Leave out the pictures and transcribe everything else exactly.

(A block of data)
/---

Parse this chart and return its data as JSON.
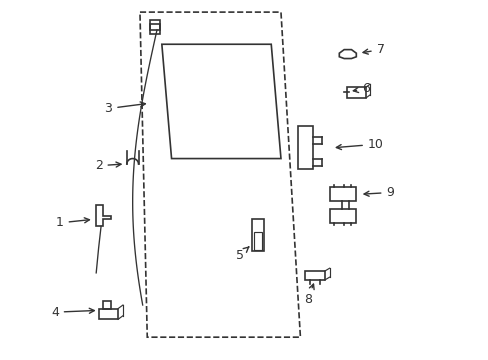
{
  "title": "",
  "background_color": "#ffffff",
  "line_color": "#333333",
  "figsize": [
    4.89,
    3.6
  ],
  "dpi": 100
}
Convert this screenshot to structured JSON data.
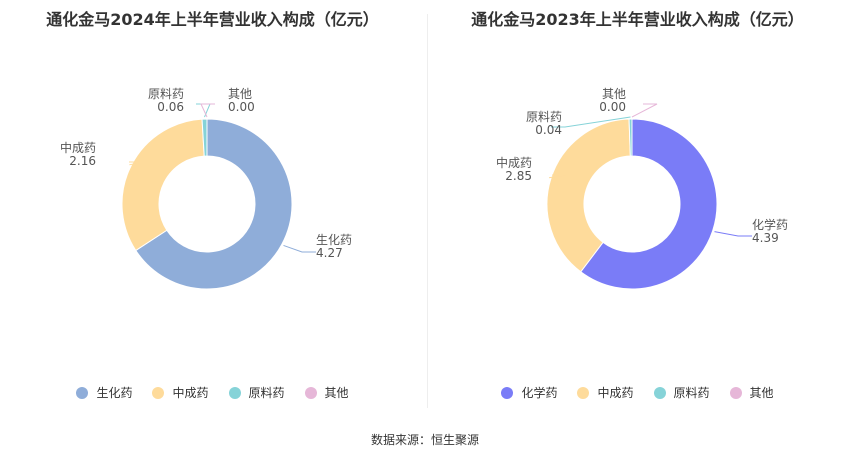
{
  "charts": [
    {
      "title": "通化金马2024年上半年营业收入构成（亿元）",
      "legend": [
        "生化药",
        "中成药",
        "原料药",
        "其他"
      ]
    },
    {
      "title": "通化金马2023年上半年营业收入构成（亿元）",
      "legend": [
        "化学药",
        "中成药",
        "原料药",
        "其他"
      ]
    }
  ],
  "footer": "数据来源：恒生聚源",
  "chart_data": [
    {
      "type": "pie",
      "title": "通化金马2024年上半年营业收入构成（亿元）",
      "donut": true,
      "legend_position": "bottom",
      "categories": [
        "生化药",
        "中成药",
        "原料药",
        "其他"
      ],
      "values": [
        4.27,
        2.16,
        0.06,
        0.0
      ],
      "value_labels": [
        "4.27",
        "2.16",
        "0.06",
        "0.00"
      ],
      "colors": [
        "#8fadd9",
        "#fedb9b",
        "#86d3d8",
        "#e6b7d8"
      ]
    },
    {
      "type": "pie",
      "title": "通化金马2023年上半年营业收入构成（亿元）",
      "donut": true,
      "legend_position": "bottom",
      "categories": [
        "化学药",
        "中成药",
        "原料药",
        "其他"
      ],
      "values": [
        4.39,
        2.85,
        0.04,
        0.0
      ],
      "value_labels": [
        "4.39",
        "2.85",
        "0.04",
        "0.00"
      ],
      "colors": [
        "#7a7cf7",
        "#fedb9b",
        "#86d3d8",
        "#e6b7d8"
      ]
    }
  ]
}
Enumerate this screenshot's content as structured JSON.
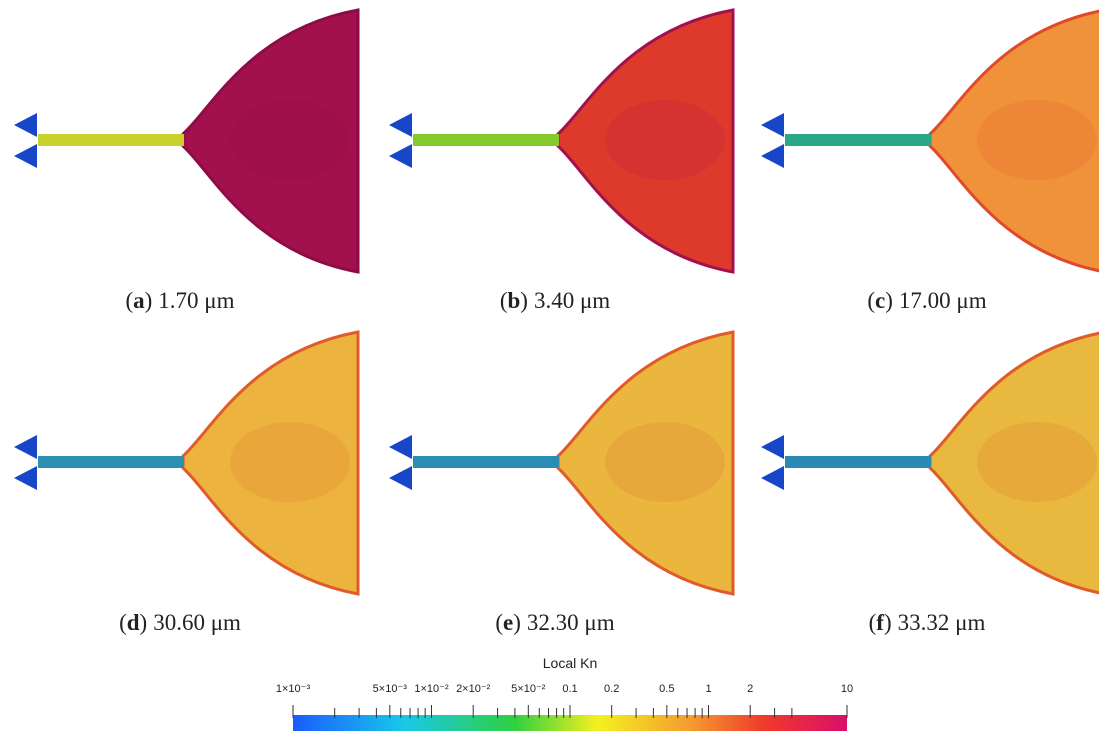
{
  "caption_brackets": [
    "(",
    ")"
  ],
  "panels": [
    {
      "letter": "a",
      "text": "1.70 μm",
      "plume_color": "#a3104e",
      "edge_color": "#8e0c46",
      "channel_color": "#c9d22c"
    },
    {
      "letter": "b",
      "text": "3.40 μm",
      "plume_color": "#de3a2c",
      "edge_color": "#a3104e",
      "channel_color": "#86c92b"
    },
    {
      "letter": "c",
      "text": "17.00 μm",
      "plume_color": "#f0923a",
      "edge_color": "#e04a2a",
      "channel_color": "#2aa888"
    },
    {
      "letter": "d",
      "text": "30.60 μm",
      "plume_color": "#ecb43e",
      "edge_color": "#e05a2a",
      "channel_color": "#2b90b2"
    },
    {
      "letter": "e",
      "text": "32.30 μm",
      "plume_color": "#eab63e",
      "edge_color": "#e05a2a",
      "channel_color": "#2b8cb4"
    },
    {
      "letter": "f",
      "text": "33.32 μm",
      "plume_color": "#e9b83e",
      "edge_color": "#e05a2a",
      "channel_color": "#2b8ab4"
    }
  ],
  "colorbar": {
    "title": "Local Kn",
    "log_scale": true,
    "lim": [
      0.001,
      10
    ],
    "ticks": [
      {
        "value": 0.001,
        "label": "1×10⁻³"
      },
      {
        "value": 0.005,
        "label": "5×10⁻³"
      },
      {
        "value": 0.01,
        "label": "1×10⁻²"
      },
      {
        "value": 0.02,
        "label": "2×10⁻²"
      },
      {
        "value": 0.05,
        "label": "5×10⁻²"
      },
      0.1,
      0.2,
      0.5,
      1,
      2,
      10
    ],
    "minor_ticks": [
      0.002,
      0.003,
      0.004,
      0.006,
      0.007,
      0.008,
      0.009,
      0.03,
      0.04,
      0.06,
      0.07,
      0.08,
      0.09,
      0.3,
      0.4,
      0.6,
      0.7,
      0.8,
      0.9,
      3,
      4
    ]
  }
}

\---

● **WRITTEN RESPONSE**
Parse this chart and return its data as JSON.
{
  "title": "",
  "background_color": "#ffffff",
  "line_color": "#333333",
  "figsize": [
    4.89,
    3.6
  ],
  "dpi": 100
}
Convert this screenshot to structured JSON data.
{
  "charts": [
    {
      "title": "通化金马2024年上半年营业收入构成（亿元）",
      "legend": [
        "生化药",
        "中成药",
        "原料药",
        "其他"
      ]
    },
    {
      "title": "通化金马2023年上半年营业收入构成（亿元）",
      "legend": [
        "化学药",
        "中成药",
        "原料药",
        "其他"
      ]
    }
  ],
  "footer": "数据来源：恒生聚源",
  "chart_data": [
    {
      "type": "pie",
      "title": "通化金马2024年上半年营业收入构成（亿元）",
      "donut": true,
      "legend_position": "bottom",
      "categories": [
        "生化药",
        "中成药",
        "原料药",
        "其他"
      ],
      "values": [
        4.27,
        2.16,
        0.06,
        0.0
      ],
      "value_labels": [
        "4.27",
        "2.16",
        "0.06",
        "0.00"
      ],
      "colors": [
        "#8fadd9",
        "#fedb9b",
        "#86d3d8",
        "#e6b7d8"
      ]
    },
    {
      "type": "pie",
      "title": "通化金马2023年上半年营业收入构成（亿元）",
      "donut": true,
      "legend_position": "bottom",
      "categories": [
        "化学药",
        "中成药",
        "原料药",
        "其他"
      ],
      "values": [
        4.39,
        2.85,
        0.04,
        0.0
      ],
      "value_labels": [
        "4.39",
        "2.85",
        "0.04",
        "0.00"
      ],
      "colors": [
        "#7a7cf7",
        "#fedb9b",
        "#86d3d8",
        "#e6b7d8"
      ]
    }
  ]
}
Enumerate this screenshot's content as structured JSON.
{
  "caption_brackets": [
    "(",
    ")"
  ],
  "panels": [
    {
      "letter": "a",
      "text": "1.70 μm",
      "plume_color": "#a3104e",
      "edge_color": "#8e0c46",
      "channel_color": "#c9d22c"
    },
    {
      "letter": "b",
      "text": "3.40 μm",
      "plume_color": "#de3a2c",
      "edge_color": "#a3104e",
      "channel_color": "#86c92b"
    },
    {
      "letter": "c",
      "text": "17.00 μm",
      "plume_color": "#f0923a",
      "edge_color": "#e04a2a",
      "channel_color": "#2aa888"
    },
    {
      "letter": "d",
      "text": "30.60 μm",
      "plume_color": "#ecb43e",
      "edge_color": "#e05a2a",
      "channel_color": "#2b90b2"
    },
    {
      "letter": "e",
      "text": "32.30 μm",
      "plume_color": "#eab63e",
      "edge_color": "#e05a2a",
      "channel_color": "#2b8cb4"
    },
    {
      "letter": "f",
      "text": "33.32 μm",
      "plume_color": "#e9b83e",
      "edge_color": "#e05a2a",
      "channel_color": "#2b8ab4"
    }
  ],
  "colorbar": {
    "title": "Local Kn",
    "log_scale": true,
    "lim": [
      0.001,
      10
    ],
    "ticks": [
      {
        "value": 0.001,
        "label": "1×10⁻³"
      },
      {
        "value": 0.005,
        "label": "5×10⁻³"
      },
      {
        "value": 0.01,
        "label": "1×10⁻²"
      },
      {
        "value": 0.02,
        "label": "2×10⁻²"
      },
      {
        "value": 0.05,
        "label": "5×10⁻²"
      },
      0.1,
      0.2,
      0.5,
      1,
      2,
      10
    ],
    "minor_ticks": [
      0.002,
      0.003,
      0.004,
      0.006,
      0.007,
      0.008,
      0.009,
      0.03,
      0.04,
      0.06,
      0.07,
      0.08,
      0.09,
      0.3,
      0.4,
      0.6,
      0.7,
      0.8,
      0.9,
      3,
      4
    ]
  }
}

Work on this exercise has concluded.